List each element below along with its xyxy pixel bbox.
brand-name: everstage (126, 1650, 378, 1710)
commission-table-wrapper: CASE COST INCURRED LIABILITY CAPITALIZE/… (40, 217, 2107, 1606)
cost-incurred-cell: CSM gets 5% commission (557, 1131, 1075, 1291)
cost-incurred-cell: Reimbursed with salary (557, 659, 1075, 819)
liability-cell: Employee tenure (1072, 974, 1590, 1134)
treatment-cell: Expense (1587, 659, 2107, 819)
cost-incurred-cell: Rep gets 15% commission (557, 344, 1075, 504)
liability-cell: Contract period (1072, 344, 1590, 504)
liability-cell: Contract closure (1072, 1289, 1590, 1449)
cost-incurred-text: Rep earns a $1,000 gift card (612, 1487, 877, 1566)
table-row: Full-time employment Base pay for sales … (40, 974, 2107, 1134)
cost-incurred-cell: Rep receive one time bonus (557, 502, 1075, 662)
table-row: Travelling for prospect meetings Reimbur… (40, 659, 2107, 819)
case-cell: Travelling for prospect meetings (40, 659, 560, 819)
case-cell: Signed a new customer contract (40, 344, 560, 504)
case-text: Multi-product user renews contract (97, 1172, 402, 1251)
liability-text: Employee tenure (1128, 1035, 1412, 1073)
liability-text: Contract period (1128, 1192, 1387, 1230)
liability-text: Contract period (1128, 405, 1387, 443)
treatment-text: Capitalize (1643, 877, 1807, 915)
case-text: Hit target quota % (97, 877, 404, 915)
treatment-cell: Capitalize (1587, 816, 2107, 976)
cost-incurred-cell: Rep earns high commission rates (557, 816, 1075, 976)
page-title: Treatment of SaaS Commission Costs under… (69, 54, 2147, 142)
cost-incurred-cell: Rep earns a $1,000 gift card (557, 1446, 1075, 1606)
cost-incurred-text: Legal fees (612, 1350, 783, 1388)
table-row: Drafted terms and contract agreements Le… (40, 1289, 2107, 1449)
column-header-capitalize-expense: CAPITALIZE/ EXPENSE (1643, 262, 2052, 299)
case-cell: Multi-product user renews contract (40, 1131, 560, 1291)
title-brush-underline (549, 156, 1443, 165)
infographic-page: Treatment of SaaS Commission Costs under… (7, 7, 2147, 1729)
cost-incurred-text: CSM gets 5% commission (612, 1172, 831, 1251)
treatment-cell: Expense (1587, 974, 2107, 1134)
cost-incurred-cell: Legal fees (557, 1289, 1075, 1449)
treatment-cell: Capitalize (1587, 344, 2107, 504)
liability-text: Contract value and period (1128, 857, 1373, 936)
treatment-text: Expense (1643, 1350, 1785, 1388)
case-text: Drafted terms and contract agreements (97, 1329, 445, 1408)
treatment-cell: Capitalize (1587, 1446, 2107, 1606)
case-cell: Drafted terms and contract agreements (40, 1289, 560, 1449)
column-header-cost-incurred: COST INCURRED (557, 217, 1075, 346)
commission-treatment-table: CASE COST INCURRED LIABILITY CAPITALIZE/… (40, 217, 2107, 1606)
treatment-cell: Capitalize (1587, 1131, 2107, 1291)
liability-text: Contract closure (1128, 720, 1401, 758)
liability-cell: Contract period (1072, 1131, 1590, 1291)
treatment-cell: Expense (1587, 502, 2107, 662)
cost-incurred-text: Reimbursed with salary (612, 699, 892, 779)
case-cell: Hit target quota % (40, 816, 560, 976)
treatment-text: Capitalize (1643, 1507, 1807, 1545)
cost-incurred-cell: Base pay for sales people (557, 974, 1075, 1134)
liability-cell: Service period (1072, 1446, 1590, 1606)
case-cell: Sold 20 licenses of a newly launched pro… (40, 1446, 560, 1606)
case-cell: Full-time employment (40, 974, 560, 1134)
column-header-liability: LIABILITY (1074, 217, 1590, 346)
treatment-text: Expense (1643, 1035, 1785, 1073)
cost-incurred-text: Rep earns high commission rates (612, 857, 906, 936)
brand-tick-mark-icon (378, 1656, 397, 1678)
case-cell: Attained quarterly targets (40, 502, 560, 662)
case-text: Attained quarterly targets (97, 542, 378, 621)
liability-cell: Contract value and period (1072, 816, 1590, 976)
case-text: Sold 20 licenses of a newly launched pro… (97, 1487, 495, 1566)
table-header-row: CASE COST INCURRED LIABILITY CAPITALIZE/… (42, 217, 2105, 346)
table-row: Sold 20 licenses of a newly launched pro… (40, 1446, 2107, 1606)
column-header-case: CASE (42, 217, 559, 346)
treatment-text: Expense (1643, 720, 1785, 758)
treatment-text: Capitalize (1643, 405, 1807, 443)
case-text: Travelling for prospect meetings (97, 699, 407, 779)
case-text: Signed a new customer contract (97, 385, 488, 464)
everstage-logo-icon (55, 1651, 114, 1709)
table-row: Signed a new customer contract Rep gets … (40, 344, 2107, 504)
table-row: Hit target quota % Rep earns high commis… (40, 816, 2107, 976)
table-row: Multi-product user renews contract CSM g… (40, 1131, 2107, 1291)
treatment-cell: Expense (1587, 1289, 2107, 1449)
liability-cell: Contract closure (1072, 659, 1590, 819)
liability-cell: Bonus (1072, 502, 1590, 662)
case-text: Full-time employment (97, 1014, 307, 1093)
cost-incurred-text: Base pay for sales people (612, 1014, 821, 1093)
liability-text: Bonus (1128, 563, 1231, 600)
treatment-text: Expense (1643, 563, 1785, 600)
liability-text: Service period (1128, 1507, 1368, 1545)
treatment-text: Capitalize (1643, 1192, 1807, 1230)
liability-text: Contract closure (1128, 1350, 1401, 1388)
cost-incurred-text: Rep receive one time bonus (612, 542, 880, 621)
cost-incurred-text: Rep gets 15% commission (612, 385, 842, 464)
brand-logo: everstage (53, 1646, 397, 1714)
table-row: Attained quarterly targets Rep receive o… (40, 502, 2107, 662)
--
Set task →
Please identify and copy every line of the records above that contains the word "Signed", matching case exactly.

Correct result →
case-cell: Signed a new customer contract (40, 344, 560, 504)
case-text: Signed a new customer contract (97, 385, 488, 464)
table-row: Signed a new customer contract Rep gets … (40, 344, 2107, 504)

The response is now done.